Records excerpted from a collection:
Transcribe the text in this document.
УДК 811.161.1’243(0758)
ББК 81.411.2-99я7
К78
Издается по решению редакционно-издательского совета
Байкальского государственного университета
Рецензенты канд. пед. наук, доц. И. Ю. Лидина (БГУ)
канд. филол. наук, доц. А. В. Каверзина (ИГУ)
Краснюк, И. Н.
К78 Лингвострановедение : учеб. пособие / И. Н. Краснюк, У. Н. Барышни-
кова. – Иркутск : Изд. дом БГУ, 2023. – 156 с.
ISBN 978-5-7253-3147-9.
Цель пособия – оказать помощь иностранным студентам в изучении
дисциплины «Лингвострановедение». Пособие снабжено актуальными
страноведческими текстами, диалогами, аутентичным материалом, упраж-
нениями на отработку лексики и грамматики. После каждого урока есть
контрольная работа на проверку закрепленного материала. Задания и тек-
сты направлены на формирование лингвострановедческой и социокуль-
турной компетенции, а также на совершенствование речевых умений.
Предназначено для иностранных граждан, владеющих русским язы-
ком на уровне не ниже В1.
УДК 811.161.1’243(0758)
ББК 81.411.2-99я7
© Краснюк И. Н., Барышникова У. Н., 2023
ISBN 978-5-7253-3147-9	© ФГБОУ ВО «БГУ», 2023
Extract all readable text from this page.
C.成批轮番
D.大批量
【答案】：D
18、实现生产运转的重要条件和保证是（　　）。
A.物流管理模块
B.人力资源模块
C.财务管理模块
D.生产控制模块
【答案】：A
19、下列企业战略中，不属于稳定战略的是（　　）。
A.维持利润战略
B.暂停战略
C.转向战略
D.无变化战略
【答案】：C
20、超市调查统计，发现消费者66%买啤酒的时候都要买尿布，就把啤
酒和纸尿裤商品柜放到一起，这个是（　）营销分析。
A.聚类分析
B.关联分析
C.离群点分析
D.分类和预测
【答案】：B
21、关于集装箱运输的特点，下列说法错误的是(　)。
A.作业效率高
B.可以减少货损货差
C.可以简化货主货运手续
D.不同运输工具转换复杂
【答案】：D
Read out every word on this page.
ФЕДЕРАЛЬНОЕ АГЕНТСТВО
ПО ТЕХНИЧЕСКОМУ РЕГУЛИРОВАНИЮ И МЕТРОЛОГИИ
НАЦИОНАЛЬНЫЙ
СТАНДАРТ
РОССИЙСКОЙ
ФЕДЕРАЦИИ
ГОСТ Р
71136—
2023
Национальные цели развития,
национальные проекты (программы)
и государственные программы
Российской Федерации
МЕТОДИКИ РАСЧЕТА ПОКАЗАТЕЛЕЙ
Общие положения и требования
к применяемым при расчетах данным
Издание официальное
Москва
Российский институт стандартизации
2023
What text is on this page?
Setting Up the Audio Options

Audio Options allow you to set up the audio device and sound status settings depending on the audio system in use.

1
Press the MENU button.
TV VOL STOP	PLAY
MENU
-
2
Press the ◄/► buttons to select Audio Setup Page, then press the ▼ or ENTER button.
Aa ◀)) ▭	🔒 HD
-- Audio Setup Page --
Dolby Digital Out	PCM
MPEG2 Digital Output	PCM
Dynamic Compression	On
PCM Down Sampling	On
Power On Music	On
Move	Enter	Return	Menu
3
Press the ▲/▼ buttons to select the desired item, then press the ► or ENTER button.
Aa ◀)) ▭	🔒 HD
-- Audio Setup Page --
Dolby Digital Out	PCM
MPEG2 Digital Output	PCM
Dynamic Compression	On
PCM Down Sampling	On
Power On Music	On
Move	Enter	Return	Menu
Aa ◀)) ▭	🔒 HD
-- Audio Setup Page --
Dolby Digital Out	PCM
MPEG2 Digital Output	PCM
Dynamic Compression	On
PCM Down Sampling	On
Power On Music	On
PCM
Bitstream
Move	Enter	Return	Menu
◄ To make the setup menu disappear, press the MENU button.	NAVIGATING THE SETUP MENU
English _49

EXERCISE OBJECTIVE: Copy all the records above exactly, missing none.

RESPONSE:
Transcribe the text in this document.
УДК 811.161.1’243(0758)
ББК 81.411.2-99я7
К78
Издается по решению редакционно-издательского совета
Байкальского государственного университета
Рецензенты канд. пед. наук, доц. И. Ю. Лидина (БГУ)
канд. филол. наук, доц. А. В. Каверзина (ИГУ)
Краснюк, И. Н.
К78 Лингвострановедение : учеб. пособие / И. Н. Краснюк, У. Н. Барышни-
кова. – Иркутск : Изд. дом БГУ, 2023. – 156 с.
ISBN 978-5-7253-3147-9.
Цель пособия – оказать помощь иностранным студентам в изучении
дисциплины «Лингвострановедение». Пособие снабжено актуальными
страноведческими текстами, диалогами, аутентичным материалом, упраж-
нениями на отработку лексики и грамматики. После каждого урока есть
контрольная работа на проверку закрепленного материала. Задания и тек-
сты направлены на формирование лингвострановедческой и социокуль-
турной компетенции, а также на совершенствование речевых умений.
Предназначено для иностранных граждан, владеющих русским язы-
ком на уровне не ниже В1.
УДК 811.161.1’243(0758)
ББК 81.411.2-99я7
© Краснюк И. Н., Барышникова У. Н., 2023
ISBN 978-5-7253-3147-9	© ФГБОУ ВО «БГУ», 2023
Extract all readable text from this page.
C.成批轮番
D.大批量
【答案】：D
18、实现生产运转的重要条件和保证是（　　）。
A.物流管理模块
B.人力资源模块
C.财务管理模块
D.生产控制模块
【答案】：A
19、下列企业战略中，不属于稳定战略的是（　　）。
A.维持利润战略
B.暂停战略
C.转向战略
D.无变化战略
【答案】：C
20、超市调查统计，发现消费者66%买啤酒的时候都要买尿布，就把啤
酒和纸尿裤商品柜放到一起，这个是（　）营销分析。
A.聚类分析
B.关联分析
C.离群点分析
D.分类和预测
【答案】：B
21、关于集装箱运输的特点，下列说法错误的是(　)。
A.作业效率高
B.可以减少货损货差
C.可以简化货主货运手续
D.不同运输工具转换复杂
【答案】：D
Read out every word on this page.
ФЕДЕРАЛЬНОЕ АГЕНТСТВО
ПО ТЕХНИЧЕСКОМУ РЕГУЛИРОВАНИЮ И МЕТРОЛОГИИ
НАЦИОНАЛЬНЫЙ
СТАНДАРТ
РОССИЙСКОЙ
ФЕДЕРАЦИИ
ГОСТ Р
71136—
2023
Национальные цели развития,
национальные проекты (программы)
и государственные программы
Российской Федерации
МЕТОДИКИ РАСЧЕТА ПОКАЗАТЕЛЕЙ
Общие положения и требования
к применяемым при расчетах данным
Издание официальное
Москва
Российский институт стандартизации
2023
What text is on this page?
Setting Up the Audio Options

Audio Options allow you to set up the audio device and sound status settings depending on the audio system in use.

1
Press the MENU button.
TV VOL STOP	PLAY
MENU
-
2
Press the ◄/► buttons to select Audio Setup Page, then press the ▼ or ENTER button.
Aa ◀)) ▭	🔒 HD
-- Audio Setup Page --
Dolby Digital Out	PCM
MPEG2 Digital Output	PCM
Dynamic Compression	On
PCM Down Sampling	On
Power On Music	On
Move	Enter	Return	Menu
3
Press the ▲/▼ buttons to select the desired item, then press the ► or ENTER button.
Aa ◀)) ▭	🔒 HD
-- Audio Setup Page --
Dolby Digital Out	PCM
MPEG2 Digital Output	PCM
Dynamic Compression	On
PCM Down Sampling	On
Power On Music	On
Move	Enter	Return	Menu
Aa ◀)) ▭	🔒 HD
-- Audio Setup Page --
Dolby Digital Out	PCM
MPEG2 Digital Output	PCM
Dynamic Compression	On
PCM Down Sampling	On
Power On Music	On
PCM
Bitstream
Move	Enter	Return	Menu
◄ To make the setup menu disappear, press the MENU button.	NAVIGATING THE SETUP MENU
English _49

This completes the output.